##### Entries provided #####
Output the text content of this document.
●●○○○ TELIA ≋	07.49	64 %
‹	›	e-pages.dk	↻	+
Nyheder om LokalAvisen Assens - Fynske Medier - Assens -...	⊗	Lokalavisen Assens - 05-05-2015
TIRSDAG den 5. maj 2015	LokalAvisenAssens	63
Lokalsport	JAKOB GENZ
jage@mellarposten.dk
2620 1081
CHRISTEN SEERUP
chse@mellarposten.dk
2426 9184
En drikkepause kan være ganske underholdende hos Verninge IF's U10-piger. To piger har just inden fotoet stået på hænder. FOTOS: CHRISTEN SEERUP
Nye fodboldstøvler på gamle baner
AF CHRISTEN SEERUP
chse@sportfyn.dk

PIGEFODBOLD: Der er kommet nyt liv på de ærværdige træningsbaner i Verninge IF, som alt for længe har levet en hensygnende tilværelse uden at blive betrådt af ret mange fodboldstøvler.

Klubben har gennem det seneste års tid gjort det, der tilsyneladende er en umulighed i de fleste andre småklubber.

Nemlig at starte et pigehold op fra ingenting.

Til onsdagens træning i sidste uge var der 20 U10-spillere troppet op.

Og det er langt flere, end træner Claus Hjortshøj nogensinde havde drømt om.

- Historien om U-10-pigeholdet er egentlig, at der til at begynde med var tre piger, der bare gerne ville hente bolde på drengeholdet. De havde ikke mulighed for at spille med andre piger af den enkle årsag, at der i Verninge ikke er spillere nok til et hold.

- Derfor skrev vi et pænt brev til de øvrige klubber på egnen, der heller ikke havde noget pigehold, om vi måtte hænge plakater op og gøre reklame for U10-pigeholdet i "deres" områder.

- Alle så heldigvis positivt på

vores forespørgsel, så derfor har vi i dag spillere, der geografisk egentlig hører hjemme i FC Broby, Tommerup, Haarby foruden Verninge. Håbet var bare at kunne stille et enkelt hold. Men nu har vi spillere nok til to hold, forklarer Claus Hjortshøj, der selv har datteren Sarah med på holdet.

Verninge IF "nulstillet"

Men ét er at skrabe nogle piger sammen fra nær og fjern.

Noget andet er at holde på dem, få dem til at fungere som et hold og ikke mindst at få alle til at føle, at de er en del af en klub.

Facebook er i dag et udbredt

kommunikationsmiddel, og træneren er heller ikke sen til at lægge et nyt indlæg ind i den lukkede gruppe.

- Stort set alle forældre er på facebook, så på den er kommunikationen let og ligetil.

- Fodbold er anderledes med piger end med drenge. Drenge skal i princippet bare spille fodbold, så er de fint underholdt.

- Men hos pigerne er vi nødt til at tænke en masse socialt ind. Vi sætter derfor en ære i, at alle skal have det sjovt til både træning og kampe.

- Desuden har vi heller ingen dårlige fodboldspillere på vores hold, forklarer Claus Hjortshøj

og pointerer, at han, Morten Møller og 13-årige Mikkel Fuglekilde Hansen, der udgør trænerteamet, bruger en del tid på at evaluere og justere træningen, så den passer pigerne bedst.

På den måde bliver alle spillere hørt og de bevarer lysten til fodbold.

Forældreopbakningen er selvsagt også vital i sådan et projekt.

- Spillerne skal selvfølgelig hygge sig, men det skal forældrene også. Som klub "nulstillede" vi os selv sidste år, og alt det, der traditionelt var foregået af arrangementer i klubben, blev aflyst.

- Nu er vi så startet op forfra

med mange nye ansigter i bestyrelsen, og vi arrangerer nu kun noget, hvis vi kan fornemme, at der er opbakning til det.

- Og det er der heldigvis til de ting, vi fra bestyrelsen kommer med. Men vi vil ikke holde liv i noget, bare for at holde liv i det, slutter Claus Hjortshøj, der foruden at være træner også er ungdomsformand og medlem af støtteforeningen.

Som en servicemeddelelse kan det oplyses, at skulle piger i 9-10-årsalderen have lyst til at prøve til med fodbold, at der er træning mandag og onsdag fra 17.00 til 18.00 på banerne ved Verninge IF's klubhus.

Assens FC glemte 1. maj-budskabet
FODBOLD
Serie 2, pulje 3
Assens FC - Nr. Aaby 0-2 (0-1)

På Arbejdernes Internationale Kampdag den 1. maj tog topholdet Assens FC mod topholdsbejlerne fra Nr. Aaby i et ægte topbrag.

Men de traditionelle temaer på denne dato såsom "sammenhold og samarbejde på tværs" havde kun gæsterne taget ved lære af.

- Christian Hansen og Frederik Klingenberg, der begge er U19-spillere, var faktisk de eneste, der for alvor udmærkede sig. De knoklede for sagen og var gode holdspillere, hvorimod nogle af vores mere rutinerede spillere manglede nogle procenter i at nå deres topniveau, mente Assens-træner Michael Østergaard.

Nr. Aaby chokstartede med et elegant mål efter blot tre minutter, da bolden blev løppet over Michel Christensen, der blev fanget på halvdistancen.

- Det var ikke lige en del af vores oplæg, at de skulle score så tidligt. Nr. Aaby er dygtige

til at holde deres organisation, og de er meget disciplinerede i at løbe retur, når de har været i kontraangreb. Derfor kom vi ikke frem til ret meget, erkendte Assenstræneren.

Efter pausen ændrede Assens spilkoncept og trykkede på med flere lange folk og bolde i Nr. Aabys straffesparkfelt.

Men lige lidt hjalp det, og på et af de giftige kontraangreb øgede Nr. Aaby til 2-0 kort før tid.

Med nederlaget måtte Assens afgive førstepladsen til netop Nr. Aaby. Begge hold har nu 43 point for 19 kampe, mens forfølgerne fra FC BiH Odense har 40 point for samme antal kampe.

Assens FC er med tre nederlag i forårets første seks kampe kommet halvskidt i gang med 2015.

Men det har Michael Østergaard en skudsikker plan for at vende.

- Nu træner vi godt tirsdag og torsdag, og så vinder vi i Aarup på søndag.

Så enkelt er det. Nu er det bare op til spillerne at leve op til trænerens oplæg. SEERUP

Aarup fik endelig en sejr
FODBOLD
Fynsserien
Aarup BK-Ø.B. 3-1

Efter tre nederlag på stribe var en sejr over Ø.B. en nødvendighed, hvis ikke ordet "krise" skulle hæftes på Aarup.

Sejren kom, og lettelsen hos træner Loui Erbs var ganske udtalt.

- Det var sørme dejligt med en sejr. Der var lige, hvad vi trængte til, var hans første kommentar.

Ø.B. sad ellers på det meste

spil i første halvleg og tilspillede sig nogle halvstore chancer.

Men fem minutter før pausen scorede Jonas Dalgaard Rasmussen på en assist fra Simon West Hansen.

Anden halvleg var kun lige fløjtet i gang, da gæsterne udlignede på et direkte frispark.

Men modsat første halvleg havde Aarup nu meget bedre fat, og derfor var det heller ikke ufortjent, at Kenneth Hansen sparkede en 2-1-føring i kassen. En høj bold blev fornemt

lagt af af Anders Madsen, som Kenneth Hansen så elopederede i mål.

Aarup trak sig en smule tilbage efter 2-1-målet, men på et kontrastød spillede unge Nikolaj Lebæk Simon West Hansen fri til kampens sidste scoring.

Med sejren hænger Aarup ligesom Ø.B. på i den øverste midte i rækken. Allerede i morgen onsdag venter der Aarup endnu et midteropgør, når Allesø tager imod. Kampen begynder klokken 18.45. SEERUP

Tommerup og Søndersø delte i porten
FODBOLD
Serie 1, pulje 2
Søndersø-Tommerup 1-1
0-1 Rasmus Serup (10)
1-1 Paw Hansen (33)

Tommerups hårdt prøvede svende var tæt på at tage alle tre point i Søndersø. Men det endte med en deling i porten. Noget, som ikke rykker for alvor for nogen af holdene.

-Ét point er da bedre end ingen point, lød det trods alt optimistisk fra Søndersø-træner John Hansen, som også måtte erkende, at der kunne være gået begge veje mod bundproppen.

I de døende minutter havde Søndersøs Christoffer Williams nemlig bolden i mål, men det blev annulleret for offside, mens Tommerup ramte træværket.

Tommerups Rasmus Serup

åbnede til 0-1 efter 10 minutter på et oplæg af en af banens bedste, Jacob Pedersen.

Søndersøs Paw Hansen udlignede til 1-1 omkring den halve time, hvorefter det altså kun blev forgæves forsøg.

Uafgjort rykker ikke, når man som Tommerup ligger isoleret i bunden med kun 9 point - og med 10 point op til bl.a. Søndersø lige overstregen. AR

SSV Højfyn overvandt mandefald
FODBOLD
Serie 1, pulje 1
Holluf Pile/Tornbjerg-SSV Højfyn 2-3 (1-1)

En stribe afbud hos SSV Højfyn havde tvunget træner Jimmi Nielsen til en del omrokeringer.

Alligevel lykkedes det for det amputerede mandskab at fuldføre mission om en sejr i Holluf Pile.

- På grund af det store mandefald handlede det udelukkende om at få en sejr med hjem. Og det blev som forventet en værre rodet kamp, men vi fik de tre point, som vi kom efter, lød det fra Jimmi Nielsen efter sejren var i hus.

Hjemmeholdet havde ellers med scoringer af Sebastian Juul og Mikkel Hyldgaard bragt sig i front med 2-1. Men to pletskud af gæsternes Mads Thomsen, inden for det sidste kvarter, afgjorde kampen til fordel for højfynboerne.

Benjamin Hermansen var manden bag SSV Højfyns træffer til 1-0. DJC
#####
##### Entries provided #####
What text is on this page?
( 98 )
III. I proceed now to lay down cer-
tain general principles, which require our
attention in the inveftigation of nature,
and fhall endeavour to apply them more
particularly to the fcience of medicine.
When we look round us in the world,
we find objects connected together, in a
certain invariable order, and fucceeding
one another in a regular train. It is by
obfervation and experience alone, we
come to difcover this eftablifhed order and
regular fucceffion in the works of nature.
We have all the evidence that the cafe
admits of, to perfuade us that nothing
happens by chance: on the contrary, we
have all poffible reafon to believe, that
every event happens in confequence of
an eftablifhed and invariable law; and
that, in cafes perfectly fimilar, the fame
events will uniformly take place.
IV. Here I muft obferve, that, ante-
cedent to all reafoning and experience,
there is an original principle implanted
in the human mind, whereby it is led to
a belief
#####
Exercise directions: Set out every line from the material that contains the string "Pile".

The solution:
Holluf Pile/Tornbjerg-SSV Højfyn 2-3 (1-1)
Alligevel lykkedes det for det amputerede mandskab at fuldføre mission om en sejr i Holluf Pile.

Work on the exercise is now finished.